### WHAT THE EXERCISE ASKS
Write out all records as given; omit images.

BEGIN GIVEN RECORDS

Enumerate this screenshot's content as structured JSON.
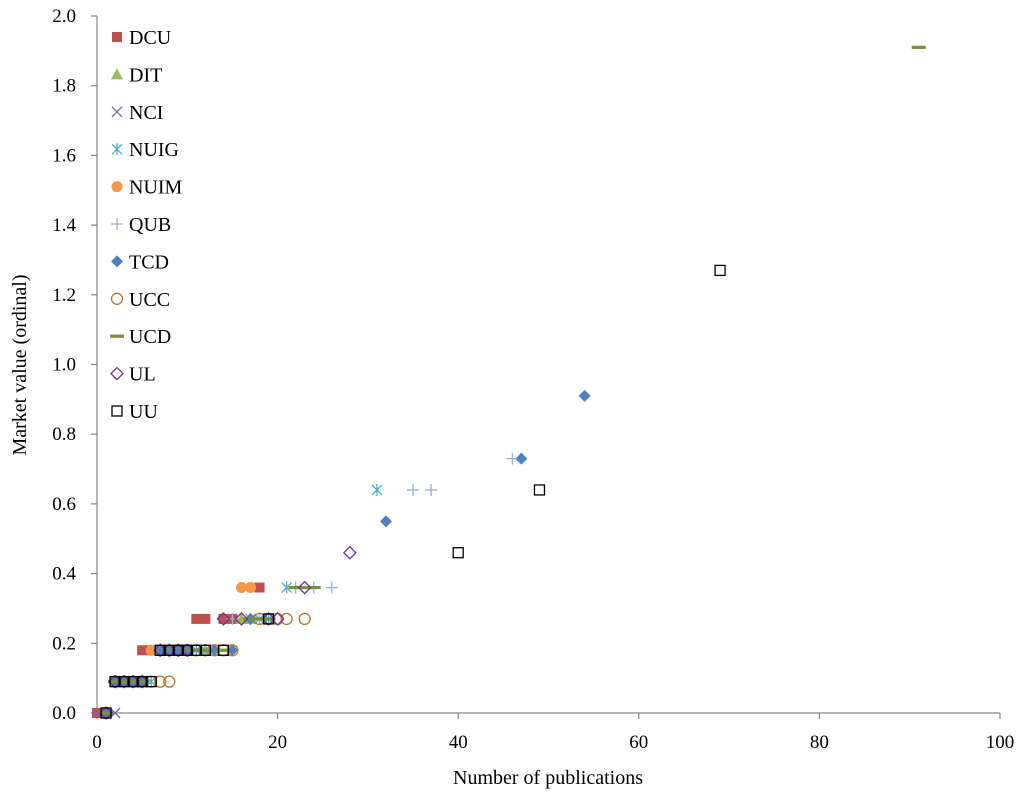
{
  "chart_data": {
    "type": "scatter",
    "title": "",
    "xlabel": "Number of publications",
    "ylabel": "Market value (ordinal)",
    "xlim": [
      0,
      100
    ],
    "ylim": [
      0,
      2.0
    ],
    "x_ticks": [
      "0",
      "20",
      "40",
      "60",
      "80",
      "100"
    ],
    "y_ticks": [
      "0.0",
      "0.2",
      "0.4",
      "0.6",
      "0.8",
      "1.0",
      "1.2",
      "1.4",
      "1.6",
      "1.8",
      "2.0"
    ],
    "grid": false,
    "legend_position": "top-left",
    "series": [
      {
        "name": "DCU",
        "marker": "square-filled",
        "color": "#C0504D",
        "points": [
          [
            0,
            0
          ],
          [
            1,
            0
          ],
          [
            2,
            0.09
          ],
          [
            3,
            0.09
          ],
          [
            4,
            0.09
          ],
          [
            5,
            0.09
          ],
          [
            5,
            0.18
          ],
          [
            6,
            0.18
          ],
          [
            7,
            0.18
          ],
          [
            8,
            0.18
          ],
          [
            10,
            0.18
          ],
          [
            11,
            0.27
          ],
          [
            12,
            0.27
          ],
          [
            14,
            0.27
          ],
          [
            15,
            0.27
          ],
          [
            18,
            0.36
          ]
        ]
      },
      {
        "name": "DIT",
        "marker": "triangle-filled",
        "color": "#9BBB59",
        "points": [
          [
            1,
            0
          ],
          [
            2,
            0.09
          ],
          [
            3,
            0.09
          ],
          [
            4,
            0.09
          ],
          [
            5,
            0.09
          ],
          [
            7,
            0.18
          ],
          [
            8,
            0.18
          ],
          [
            9,
            0.18
          ],
          [
            10,
            0.18
          ],
          [
            12,
            0.18
          ],
          [
            16,
            0.27
          ],
          [
            17,
            0.27
          ]
        ]
      },
      {
        "name": "NCI",
        "marker": "x",
        "color": "#8064A2",
        "points": [
          [
            0,
            0
          ],
          [
            1,
            0
          ],
          [
            2,
            0
          ],
          [
            2,
            0.09
          ],
          [
            3,
            0.09
          ],
          [
            4,
            0.09
          ],
          [
            5,
            0.09
          ],
          [
            8,
            0.18
          ],
          [
            9,
            0.18
          ]
        ]
      },
      {
        "name": "NUIG",
        "marker": "asterisk",
        "color": "#4BACC6",
        "points": [
          [
            1,
            0
          ],
          [
            2,
            0.09
          ],
          [
            3,
            0.09
          ],
          [
            4,
            0.09
          ],
          [
            5,
            0.09
          ],
          [
            6,
            0.09
          ],
          [
            7,
            0.18
          ],
          [
            8,
            0.18
          ],
          [
            9,
            0.18
          ],
          [
            10,
            0.18
          ],
          [
            11,
            0.18
          ],
          [
            12,
            0.18
          ],
          [
            17,
            0.27
          ],
          [
            18,
            0.27
          ],
          [
            19,
            0.27
          ],
          [
            21,
            0.36
          ],
          [
            31,
            0.64
          ]
        ]
      },
      {
        "name": "NUIM",
        "marker": "circle-filled",
        "color": "#F79646",
        "points": [
          [
            1,
            0
          ],
          [
            2,
            0.09
          ],
          [
            3,
            0.09
          ],
          [
            4,
            0.09
          ],
          [
            5,
            0.09
          ],
          [
            6,
            0.18
          ],
          [
            8,
            0.18
          ],
          [
            9,
            0.18
          ],
          [
            10,
            0.18
          ],
          [
            16,
            0.36
          ],
          [
            17,
            0.36
          ]
        ]
      },
      {
        "name": "QUB",
        "marker": "plus",
        "color": "#95B3D7",
        "points": [
          [
            1,
            0
          ],
          [
            3,
            0.09
          ],
          [
            4,
            0.09
          ],
          [
            5,
            0.09
          ],
          [
            8,
            0.18
          ],
          [
            10,
            0.18
          ],
          [
            12,
            0.18
          ],
          [
            15,
            0.27
          ],
          [
            18,
            0.27
          ],
          [
            22,
            0.36
          ],
          [
            24,
            0.36
          ],
          [
            26,
            0.36
          ],
          [
            35,
            0.64
          ],
          [
            37,
            0.64
          ],
          [
            46,
            0.73
          ]
        ]
      },
      {
        "name": "TCD",
        "marker": "diamond-filled",
        "color": "#4F81BD",
        "points": [
          [
            1,
            0
          ],
          [
            2,
            0.09
          ],
          [
            3,
            0.09
          ],
          [
            4,
            0.09
          ],
          [
            5,
            0.09
          ],
          [
            7,
            0.18
          ],
          [
            8,
            0.18
          ],
          [
            9,
            0.18
          ],
          [
            10,
            0.18
          ],
          [
            13,
            0.18
          ],
          [
            15,
            0.18
          ],
          [
            17,
            0.27
          ],
          [
            32,
            0.55
          ],
          [
            47,
            0.73
          ],
          [
            54,
            0.91
          ]
        ]
      },
      {
        "name": "UCC",
        "marker": "circle-open",
        "color": "#C0702D",
        "points": [
          [
            1,
            0
          ],
          [
            2,
            0.09
          ],
          [
            3,
            0.09
          ],
          [
            4,
            0.09
          ],
          [
            5,
            0.09
          ],
          [
            6,
            0.09
          ],
          [
            7,
            0.09
          ],
          [
            8,
            0.09
          ],
          [
            9,
            0.18
          ],
          [
            10,
            0.18
          ],
          [
            11,
            0.18
          ],
          [
            12,
            0.18
          ],
          [
            13,
            0.18
          ],
          [
            14,
            0.18
          ],
          [
            15,
            0.18
          ],
          [
            18,
            0.27
          ],
          [
            19,
            0.27
          ],
          [
            20,
            0.27
          ],
          [
            21,
            0.27
          ],
          [
            23,
            0.27
          ]
        ]
      },
      {
        "name": "UCD",
        "marker": "dash",
        "color": "#76923C",
        "points": [
          [
            1,
            0
          ],
          [
            2,
            0.09
          ],
          [
            3,
            0.09
          ],
          [
            4,
            0.09
          ],
          [
            5,
            0.09
          ],
          [
            8,
            0.18
          ],
          [
            10,
            0.18
          ],
          [
            11,
            0.18
          ],
          [
            12,
            0.18
          ],
          [
            14,
            0.18
          ],
          [
            17,
            0.27
          ],
          [
            18,
            0.27
          ],
          [
            19,
            0.27
          ],
          [
            22,
            0.36
          ],
          [
            23,
            0.36
          ],
          [
            24,
            0.36
          ],
          [
            91,
            1.91
          ]
        ]
      },
      {
        "name": "UL",
        "marker": "diamond-open",
        "color": "#7030A0",
        "points": [
          [
            1,
            0
          ],
          [
            2,
            0.09
          ],
          [
            3,
            0.09
          ],
          [
            4,
            0.09
          ],
          [
            5,
            0.09
          ],
          [
            7,
            0.18
          ],
          [
            8,
            0.18
          ],
          [
            9,
            0.18
          ],
          [
            10,
            0.18
          ],
          [
            14,
            0.27
          ],
          [
            16,
            0.27
          ],
          [
            19,
            0.27
          ],
          [
            20,
            0.27
          ],
          [
            23,
            0.36
          ],
          [
            28,
            0.46
          ]
        ]
      },
      {
        "name": "UU",
        "marker": "square-open",
        "color": "#000000",
        "points": [
          [
            1,
            0
          ],
          [
            2,
            0.09
          ],
          [
            3,
            0.09
          ],
          [
            4,
            0.09
          ],
          [
            5,
            0.09
          ],
          [
            6,
            0.09
          ],
          [
            7,
            0.18
          ],
          [
            8,
            0.18
          ],
          [
            9,
            0.18
          ],
          [
            10,
            0.18
          ],
          [
            11,
            0.18
          ],
          [
            12,
            0.18
          ],
          [
            14,
            0.18
          ],
          [
            19,
            0.27
          ],
          [
            40,
            0.46
          ],
          [
            49,
            0.64
          ],
          [
            69,
            1.27
          ]
        ]
      }
    ]
  }
}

END GIVEN RECORDS

### ANSWER FOR THIS EXERCISE
Enumerate this screenshot's content as structured JSON.
{
  "chart_data": {
    "type": "scatter",
    "title": "",
    "xlabel": "Number of publications",
    "ylabel": "Market value (ordinal)",
    "xlim": [
      0,
      100
    ],
    "ylim": [
      0,
      2.0
    ],
    "x_ticks": [
      "0",
      "20",
      "40",
      "60",
      "80",
      "100"
    ],
    "y_ticks": [
      "0.0",
      "0.2",
      "0.4",
      "0.6",
      "0.8",
      "1.0",
      "1.2",
      "1.4",
      "1.6",
      "1.8",
      "2.0"
    ],
    "grid": false,
    "legend_position": "top-left",
    "series": [
      {
        "name": "DCU",
        "marker": "square-filled",
        "color": "#C0504D",
        "points": [
          [
            0,
            0
          ],
          [
            1,
            0
          ],
          [
            2,
            0.09
          ],
          [
            3,
            0.09
          ],
          [
            4,
            0.09
          ],
          [
            5,
            0.09
          ],
          [
            5,
            0.18
          ],
          [
            6,
            0.18
          ],
          [
            7,
            0.18
          ],
          [
            8,
            0.18
          ],
          [
            10,
            0.18
          ],
          [
            11,
            0.27
          ],
          [
            12,
            0.27
          ],
          [
            14,
            0.27
          ],
          [
            15,
            0.27
          ],
          [
            18,
            0.36
          ]
        ]
      },
      {
        "name": "DIT",
        "marker": "triangle-filled",
        "color": "#9BBB59",
        "points": [
          [
            1,
            0
          ],
          [
            2,
            0.09
          ],
          [
            3,
            0.09
          ],
          [
            4,
            0.09
          ],
          [
            5,
            0.09
          ],
          [
            7,
            0.18
          ],
          [
            8,
            0.18
          ],
          [
            9,
            0.18
          ],
          [
            10,
            0.18
          ],
          [
            12,
            0.18
          ],
          [
            16,
            0.27
          ],
          [
            17,
            0.27
          ]
        ]
      },
      {
        "name": "NCI",
        "marker": "x",
        "color": "#8064A2",
        "points": [
          [
            0,
            0
          ],
          [
            1,
            0
          ],
          [
            2,
            0
          ],
          [
            2,
            0.09
          ],
          [
            3,
            0.09
          ],
          [
            4,
            0.09
          ],
          [
            5,
            0.09
          ],
          [
            8,
            0.18
          ],
          [
            9,
            0.18
          ]
        ]
      },
      {
        "name": "NUIG",
        "marker": "asterisk",
        "color": "#4BACC6",
        "points": [
          [
            1,
            0
          ],
          [
            2,
            0.09
          ],
          [
            3,
            0.09
          ],
          [
            4,
            0.09
          ],
          [
            5,
            0.09
          ],
          [
            6,
            0.09
          ],
          [
            7,
            0.18
          ],
          [
            8,
            0.18
          ],
          [
            9,
            0.18
          ],
          [
            10,
            0.18
          ],
          [
            11,
            0.18
          ],
          [
            12,
            0.18
          ],
          [
            17,
            0.27
          ],
          [
            18,
            0.27
          ],
          [
            19,
            0.27
          ],
          [
            21,
            0.36
          ],
          [
            31,
            0.64
          ]
        ]
      },
      {
        "name": "NUIM",
        "marker": "circle-filled",
        "color": "#F79646",
        "points": [
          [
            1,
            0
          ],
          [
            2,
            0.09
          ],
          [
            3,
            0.09
          ],
          [
            4,
            0.09
          ],
          [
            5,
            0.09
          ],
          [
            6,
            0.18
          ],
          [
            8,
            0.18
          ],
          [
            9,
            0.18
          ],
          [
            10,
            0.18
          ],
          [
            16,
            0.36
          ],
          [
            17,
            0.36
          ]
        ]
      },
      {
        "name": "QUB",
        "marker": "plus",
        "color": "#95B3D7",
        "points": [
          [
            1,
            0
          ],
          [
            3,
            0.09
          ],
          [
            4,
            0.09
          ],
          [
            5,
            0.09
          ],
          [
            8,
            0.18
          ],
          [
            10,
            0.18
          ],
          [
            12,
            0.18
          ],
          [
            15,
            0.27
          ],
          [
            18,
            0.27
          ],
          [
            22,
            0.36
          ],
          [
            24,
            0.36
          ],
          [
            26,
            0.36
          ],
          [
            35,
            0.64
          ],
          [
            37,
            0.64
          ],
          [
            46,
            0.73
          ]
        ]
      },
      {
        "name": "TCD",
        "marker": "diamond-filled",
        "color": "#4F81BD",
        "points": [
          [
            1,
            0
          ],
          [
            2,
            0.09
          ],
          [
            3,
            0.09
          ],
          [
            4,
            0.09
          ],
          [
            5,
            0.09
          ],
          [
            7,
            0.18
          ],
          [
            8,
            0.18
          ],
          [
            9,
            0.18
          ],
          [
            10,
            0.18
          ],
          [
            13,
            0.18
          ],
          [
            15,
            0.18
          ],
          [
            17,
            0.27
          ],
          [
            32,
            0.55
          ],
          [
            47,
            0.73
          ],
          [
            54,
            0.91
          ]
        ]
      },
      {
        "name": "UCC",
        "marker": "circle-open",
        "color": "#C0702D",
        "points": [
          [
            1,
            0
          ],
          [
            2,
            0.09
          ],
          [
            3,
            0.09
          ],
          [
            4,
            0.09
          ],
          [
            5,
            0.09
          ],
          [
            6,
            0.09
          ],
          [
            7,
            0.09
          ],
          [
            8,
            0.09
          ],
          [
            9,
            0.18
          ],
          [
            10,
            0.18
          ],
          [
            11,
            0.18
          ],
          [
            12,
            0.18
          ],
          [
            13,
            0.18
          ],
          [
            14,
            0.18
          ],
          [
            15,
            0.18
          ],
          [
            18,
            0.27
          ],
          [
            19,
            0.27
          ],
          [
            20,
            0.27
          ],
          [
            21,
            0.27
          ],
          [
            23,
            0.27
          ]
        ]
      },
      {
        "name": "UCD",
        "marker": "dash",
        "color": "#76923C",
        "points": [
          [
            1,
            0
          ],
          [
            2,
            0.09
          ],
          [
            3,
            0.09
          ],
          [
            4,
            0.09
          ],
          [
            5,
            0.09
          ],
          [
            8,
            0.18
          ],
          [
            10,
            0.18
          ],
          [
            11,
            0.18
          ],
          [
            12,
            0.18
          ],
          [
            14,
            0.18
          ],
          [
            17,
            0.27
          ],
          [
            18,
            0.27
          ],
          [
            19,
            0.27
          ],
          [
            22,
            0.36
          ],
          [
            23,
            0.36
          ],
          [
            24,
            0.36
          ],
          [
            91,
            1.91
          ]
        ]
      },
      {
        "name": "UL",
        "marker": "diamond-open",
        "color": "#7030A0",
        "points": [
          [
            1,
            0
          ],
          [
            2,
            0.09
          ],
          [
            3,
            0.09
          ],
          [
            4,
            0.09
          ],
          [
            5,
            0.09
          ],
          [
            7,
            0.18
          ],
          [
            8,
            0.18
          ],
          [
            9,
            0.18
          ],
          [
            10,
            0.18
          ],
          [
            14,
            0.27
          ],
          [
            16,
            0.27
          ],
          [
            19,
            0.27
          ],
          [
            20,
            0.27
          ],
          [
            23,
            0.36
          ],
          [
            28,
            0.46
          ]
        ]
      },
      {
        "name": "UU",
        "marker": "square-open",
        "color": "#000000",
        "points": [
          [
            1,
            0
          ],
          [
            2,
            0.09
          ],
          [
            3,
            0.09
          ],
          [
            4,
            0.09
          ],
          [
            5,
            0.09
          ],
          [
            6,
            0.09
          ],
          [
            7,
            0.18
          ],
          [
            8,
            0.18
          ],
          [
            9,
            0.18
          ],
          [
            10,
            0.18
          ],
          [
            11,
            0.18
          ],
          [
            12,
            0.18
          ],
          [
            14,
            0.18
          ],
          [
            19,
            0.27
          ],
          [
            40,
            0.46
          ],
          [
            49,
            0.64
          ],
          [
            69,
            1.27
          ]
        ]
      }
    ]
  }
}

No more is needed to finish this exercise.